AIM:
In the listing below, locate the lines that hold the string "ΜΟΥΣΕΙΟΥ". Copy those lines.

DATA LISTING:
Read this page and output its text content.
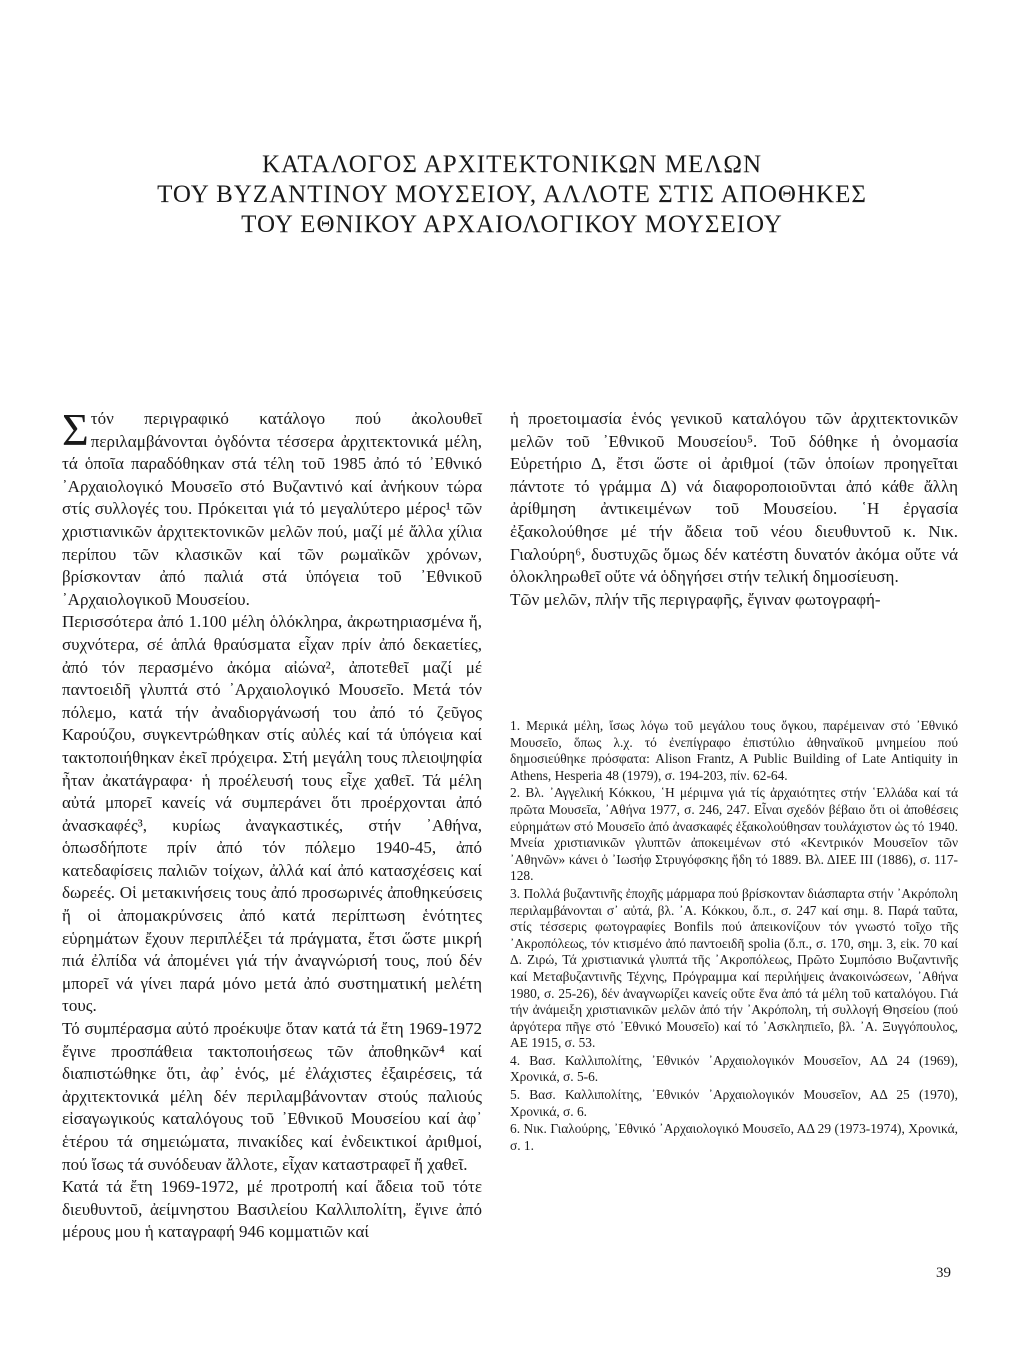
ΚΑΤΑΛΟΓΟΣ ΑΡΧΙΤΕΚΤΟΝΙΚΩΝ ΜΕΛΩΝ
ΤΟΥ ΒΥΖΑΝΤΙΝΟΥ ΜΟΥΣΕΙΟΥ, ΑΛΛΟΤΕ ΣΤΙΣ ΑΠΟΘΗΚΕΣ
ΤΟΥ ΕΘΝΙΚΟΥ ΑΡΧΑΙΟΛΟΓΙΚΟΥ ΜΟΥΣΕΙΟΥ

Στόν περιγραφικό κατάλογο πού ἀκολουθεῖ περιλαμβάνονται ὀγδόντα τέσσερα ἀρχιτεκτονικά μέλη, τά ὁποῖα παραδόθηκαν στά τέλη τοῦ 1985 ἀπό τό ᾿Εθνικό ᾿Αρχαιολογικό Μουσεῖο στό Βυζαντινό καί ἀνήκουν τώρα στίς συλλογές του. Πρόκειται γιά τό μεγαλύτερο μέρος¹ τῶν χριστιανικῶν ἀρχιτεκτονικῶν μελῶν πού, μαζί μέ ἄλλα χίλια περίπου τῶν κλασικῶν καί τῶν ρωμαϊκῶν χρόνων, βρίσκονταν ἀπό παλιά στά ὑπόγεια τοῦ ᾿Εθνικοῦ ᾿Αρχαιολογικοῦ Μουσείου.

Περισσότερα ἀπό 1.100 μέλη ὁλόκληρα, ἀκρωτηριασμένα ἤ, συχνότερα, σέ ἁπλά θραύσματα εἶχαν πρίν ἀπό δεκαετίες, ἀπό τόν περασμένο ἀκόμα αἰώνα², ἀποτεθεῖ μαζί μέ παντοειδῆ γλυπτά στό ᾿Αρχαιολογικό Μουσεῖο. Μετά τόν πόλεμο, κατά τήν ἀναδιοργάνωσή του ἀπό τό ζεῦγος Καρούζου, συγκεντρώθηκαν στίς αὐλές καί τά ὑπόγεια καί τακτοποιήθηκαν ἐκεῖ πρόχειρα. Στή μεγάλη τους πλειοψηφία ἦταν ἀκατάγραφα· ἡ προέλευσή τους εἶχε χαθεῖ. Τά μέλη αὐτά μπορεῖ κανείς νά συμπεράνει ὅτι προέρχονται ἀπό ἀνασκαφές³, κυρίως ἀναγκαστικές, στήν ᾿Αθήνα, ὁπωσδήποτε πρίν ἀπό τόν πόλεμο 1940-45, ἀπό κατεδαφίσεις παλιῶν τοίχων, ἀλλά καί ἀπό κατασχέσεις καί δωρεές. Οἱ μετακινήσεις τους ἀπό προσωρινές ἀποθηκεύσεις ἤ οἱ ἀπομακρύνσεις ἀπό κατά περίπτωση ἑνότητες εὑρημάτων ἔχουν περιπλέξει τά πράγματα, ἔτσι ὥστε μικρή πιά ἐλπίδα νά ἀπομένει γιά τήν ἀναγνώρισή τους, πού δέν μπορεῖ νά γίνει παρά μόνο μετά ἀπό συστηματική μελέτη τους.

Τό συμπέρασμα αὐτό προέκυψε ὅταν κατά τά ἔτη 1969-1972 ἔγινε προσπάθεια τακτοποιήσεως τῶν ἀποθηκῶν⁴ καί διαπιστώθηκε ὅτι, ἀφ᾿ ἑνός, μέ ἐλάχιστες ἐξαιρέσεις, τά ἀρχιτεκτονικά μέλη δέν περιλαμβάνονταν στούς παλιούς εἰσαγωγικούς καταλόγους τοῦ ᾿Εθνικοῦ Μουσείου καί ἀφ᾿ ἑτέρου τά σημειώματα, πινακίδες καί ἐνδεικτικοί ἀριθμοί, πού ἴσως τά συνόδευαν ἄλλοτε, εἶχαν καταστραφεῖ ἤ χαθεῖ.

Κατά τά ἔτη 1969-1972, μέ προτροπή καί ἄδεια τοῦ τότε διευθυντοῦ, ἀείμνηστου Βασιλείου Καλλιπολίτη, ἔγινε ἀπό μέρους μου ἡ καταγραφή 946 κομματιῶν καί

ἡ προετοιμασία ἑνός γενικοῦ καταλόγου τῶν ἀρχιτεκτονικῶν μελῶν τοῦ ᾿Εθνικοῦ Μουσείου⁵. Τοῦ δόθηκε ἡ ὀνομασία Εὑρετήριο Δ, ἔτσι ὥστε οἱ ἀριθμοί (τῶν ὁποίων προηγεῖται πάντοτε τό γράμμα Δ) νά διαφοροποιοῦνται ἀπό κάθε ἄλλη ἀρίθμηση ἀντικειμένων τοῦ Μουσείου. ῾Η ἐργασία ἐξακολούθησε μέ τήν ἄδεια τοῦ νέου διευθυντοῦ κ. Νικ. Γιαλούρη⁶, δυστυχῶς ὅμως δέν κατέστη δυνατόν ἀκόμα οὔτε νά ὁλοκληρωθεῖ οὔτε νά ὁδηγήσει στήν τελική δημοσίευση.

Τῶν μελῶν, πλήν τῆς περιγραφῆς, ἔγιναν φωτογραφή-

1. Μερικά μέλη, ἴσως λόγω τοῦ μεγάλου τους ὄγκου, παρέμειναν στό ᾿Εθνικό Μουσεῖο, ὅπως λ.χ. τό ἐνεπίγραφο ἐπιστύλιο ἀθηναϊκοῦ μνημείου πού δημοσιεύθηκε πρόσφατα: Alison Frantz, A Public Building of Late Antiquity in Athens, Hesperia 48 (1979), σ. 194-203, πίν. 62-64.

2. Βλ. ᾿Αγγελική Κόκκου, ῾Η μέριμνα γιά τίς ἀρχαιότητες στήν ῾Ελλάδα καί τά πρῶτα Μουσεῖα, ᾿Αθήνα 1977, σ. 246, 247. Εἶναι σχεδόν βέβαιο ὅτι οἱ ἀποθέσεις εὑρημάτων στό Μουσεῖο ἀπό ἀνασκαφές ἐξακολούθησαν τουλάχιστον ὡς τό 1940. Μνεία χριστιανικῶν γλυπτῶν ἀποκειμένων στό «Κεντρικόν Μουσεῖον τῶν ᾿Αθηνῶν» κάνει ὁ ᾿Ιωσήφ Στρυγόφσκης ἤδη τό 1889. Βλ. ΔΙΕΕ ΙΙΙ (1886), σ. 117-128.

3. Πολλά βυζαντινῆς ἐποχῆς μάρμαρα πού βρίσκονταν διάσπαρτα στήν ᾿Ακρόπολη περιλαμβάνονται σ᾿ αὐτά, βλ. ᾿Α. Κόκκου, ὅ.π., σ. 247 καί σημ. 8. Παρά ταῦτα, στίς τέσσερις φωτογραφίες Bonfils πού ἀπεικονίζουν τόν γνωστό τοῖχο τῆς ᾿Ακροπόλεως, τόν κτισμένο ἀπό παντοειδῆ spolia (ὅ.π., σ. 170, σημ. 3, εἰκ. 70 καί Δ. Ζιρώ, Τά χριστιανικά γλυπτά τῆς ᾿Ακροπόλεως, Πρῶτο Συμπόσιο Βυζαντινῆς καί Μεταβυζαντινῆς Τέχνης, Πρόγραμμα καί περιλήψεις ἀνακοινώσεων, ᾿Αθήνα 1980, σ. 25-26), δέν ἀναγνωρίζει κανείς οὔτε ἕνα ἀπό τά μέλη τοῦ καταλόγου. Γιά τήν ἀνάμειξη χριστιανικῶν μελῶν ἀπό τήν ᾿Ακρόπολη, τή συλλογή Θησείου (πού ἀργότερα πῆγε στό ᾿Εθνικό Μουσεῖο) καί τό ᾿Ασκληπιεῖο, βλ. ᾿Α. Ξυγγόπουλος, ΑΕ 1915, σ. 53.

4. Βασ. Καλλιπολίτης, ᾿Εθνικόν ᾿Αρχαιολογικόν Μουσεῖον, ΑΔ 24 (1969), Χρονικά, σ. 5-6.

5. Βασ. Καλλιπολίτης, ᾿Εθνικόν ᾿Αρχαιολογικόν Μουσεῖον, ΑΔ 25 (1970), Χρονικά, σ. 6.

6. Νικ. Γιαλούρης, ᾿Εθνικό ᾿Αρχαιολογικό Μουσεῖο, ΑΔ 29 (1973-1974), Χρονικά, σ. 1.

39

RESULT OF THIS TASK:
ΤΟΥ ΒΥΖΑΝΤΙΝΟΥ ΜΟΥΣΕΙΟΥ, ΑΛΛΟΤΕ ΣΤΙΣ ΑΠΟΘΗΚΕΣ
ΤΟΥ ΕΘΝΙΚΟΥ ΑΡΧΑΙΟΛΟΓΙΚΟΥ ΜΟΥΣΕΙΟΥ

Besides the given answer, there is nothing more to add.